**Texte affiché:**
****************************************

Région du Sinjar, Irak, 2015 : loin du front, une combattante kurde pose fièrement avec son fusil de précision ©Louis Witter
Pouvez vous me dire ce qui, personnellement, vous intéresse dans la photo ?
A mes débuts, j'étais plus dans une recherche d'esthétique. Puis, au moment des Printemps Arabes j'ai ressenti la frustration d'être encore lycéen et de ne pas pouvoir être sur place. J'étais passionné et lorsque je suis arrivé sur Paris, il y a eu le débat sur l'ouverture du mariage aux personnes de même sexe. Une ancienne camarade de classe qui a rejoins des groupuscules d’extrême droite a accepté que je les suive un certain temps. C'est là que j'ai réalisé vouloir faire du journalisme et le moyen qui me convenait le plus était la photographie et de pouvoir montrer aux gens ce qui se passe où ils ne peuvent pas aller.
Quelles étaient vos motivations lorsque vous avez fait d'une part le reportage sur l’extrême droite puis sur la ZAD de Sivens ?
Dans les cortèges, il y avait bien sur des petites familles de Versailles en mocassin blanc et en foulard Hermès mais aussi ce volet de vrai fasciste aux cranes rasés. J'ai voulu me pencher sur cet aspect là. Par la suite je me suis demandé si j'avais bien fait parce qu'on ma reproché d'avoir esthétisé l'extrême droite et ça a ouvert tout un questionnement en moi. Par la suite, j'ai voulu savoir ce qui poussait des gens à venir à Sivens pour construire des choses nouvelles. Ca a été un travail plus facile puisque j'avais des attaches personnelles et une proximité tant idéologique qu'humaine avec eux.
ZAD de Sivens, 2014, face à face entre un gendarme et un manifestant contre le projet de barrage
©Louis Witter
Pourquoi le reportage sur l'extrême droite s'est mal terminé ?
Je l'ai proposé au Prix Paris Match du Photoreportage étudiant. Mais la manière dont le reportage a été présenté, les légendes et le fait qu'on voit leur visage, bien qu'ils l'avaient initialement accepté, n'a pas plu à ceux que j'avais photographié. C'est-à-dire que quand ils font le salut nazi, il faut le dire parce que c'est la réalité. Finalement ils m'ont mis la pression à mon retour de stage.
Pourquoi cherchez vous a expérimenter toutes les facettes de la société civile ?
C'est certainement un peu égoïste mais les sujets qui m’intéressent sont souvent les sujets qui me révoltent ou qui me touchent personnellement. Ce sont des thèmes que j'ai envie de comprendre et que j'ai envie de faire comprendre aux autres.

****************************************

**Bloc de données:**
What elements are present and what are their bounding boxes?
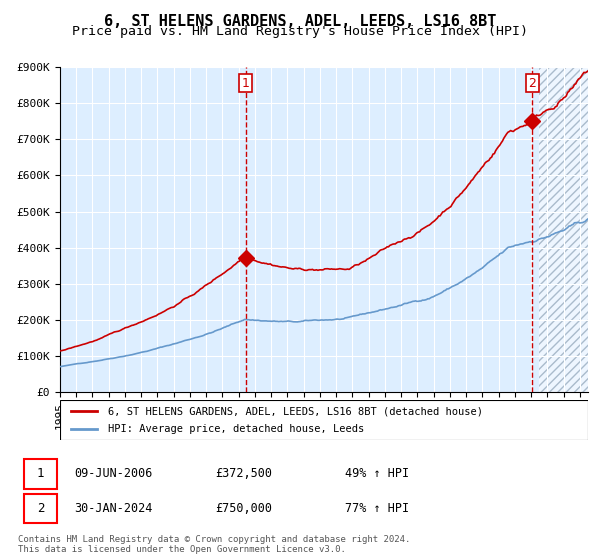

****************************************

**Consignes de travail:**
• a. Pour chacune des affirmations suivantes, dites si l'entretien avec le photographe la confirme, par oui ou non, en citant les mots du texte qui le montrent. (i) Au lycée, il a pu se rendre sur place pendant les Printemps arabes. (ii) Le travail à Sivens a été plus facile pour lui. (iii) Il a proposé le reportage sur l'extrême droite au Prix Paris Match du Photoreportage étudiant.
• b. Poursuivez l'entretien avec le photographe à partir de sa dernière réponse.
Les données ne jouent aucun rôle ici.

**Réponses par consigne:**
• a.
(i) Non : « la frustration d'être encore lycéen et de ne pas pouvoir être sur place »
(ii) Oui : « Ca a été un travail plus facile »
(iii) Oui : « Je l'ai proposé au Prix Paris Match du Photoreportage étudiant. »

• b.
15 septembre 2016, Paris, Manifestation contre la loi travail
©Louis Witter
Avez vous besoin de toujours vous sentir concerné ou engagé dans le sujet pour photographier ?
Non et au contraire par exemple travailler sur la France m'intéresse moins parce que je me sens plus concerné par tout ce qui s'y passe et mon travail journalistique peut être altéré et moins « objectif » même si je déteste l'objectivité. Alors qu'à l'international j'arrive à simplement apporter un regard sur la situation.
Comment choisissez-vous, organisez-vous et rendez-vous possibles vos destinations ?
Ces trois dernières années j'étais en école et on nous a permis de faire beaucoup de stages. J'essayais d'en trouver qui m'intéresseraient et de préférence à l'international quand il s'agissait de longue période. Du coup, j'ai fais trois mois au Maroc au magazine « Tels quel » et quatre mois au Liban dans la rédaction de « L'orient-Le Jour » pour, sur mon temps libre, pouvoir travailler sur mes sujets.
Pourquoi cette volonté quasi constante de vouloir travailler à l'international ?
Depuis que je suis rentré du Liban, j'ai réalisé que c'est vraiment excitant et intéressant en terme de réflexion personnelle, d'arriver dans un pays dont tu ne connais ni la langue, ni la culture et d'avoir les sens en éveil. Ca rend, selon moi, le travail final plus intéressant et plus construit.
Mais depuis un an j'ai envie de retravailler sur le territoire français parce que j'ai envie de m'étonner de choses dont je ne m'étonnerais pas forcement comme la campagne de mes grands-parents.
A l'international je me sens plus libre mais il y a la problématique chez les photographes de toujours vouloir témoigner, raconter des histoires qui ne sont pas racontées alors que sur le terrain il va toujours y avoir énormément de journalistes qui font à peu près la même chose. Avec le recul j'analyse aussi ça comme un sentiment un peu néo-colonialiste de vouloir débarquer et témoigner alors qu'ils peuvent aussi très bien le faire eux-mêmes voire mieux que moi.
Calais, octobre 2016, dernière manifestation de réfugiés avant la destruction du bidonville
©Louis Witter
Pouvez-vous me dire comment vous gérez votre retour ?
On gère parce qu'il faut gérer et parfois c'est plus dur. Tu rentres et le lendemain tu prends une bière avec tes amis et malgré tout l'effort que tu vas y mettre, ce qu'ils vont te raconter sur leurs problèmes du quotidien, tu vas t'en foutre sévèrement. C'est compliqué parce qu'il faut se forcer à retrouver ces petits trucs du quotidien, sinon tu finis aigris. Sur place, c'est jamais facile quand les gens te racontent leur histoire et que tu débarques avec ton appareil photo. Ces gens ont tout perdu, le lendemain t'es plus là et eux vont continuer cette route de la galère… J'y repense souvent, c'est humain et ça me rassure même d'y repenser. Ca me prouve qu'il n'y a pas un total filtre entre moi, l'appareil et ces gens.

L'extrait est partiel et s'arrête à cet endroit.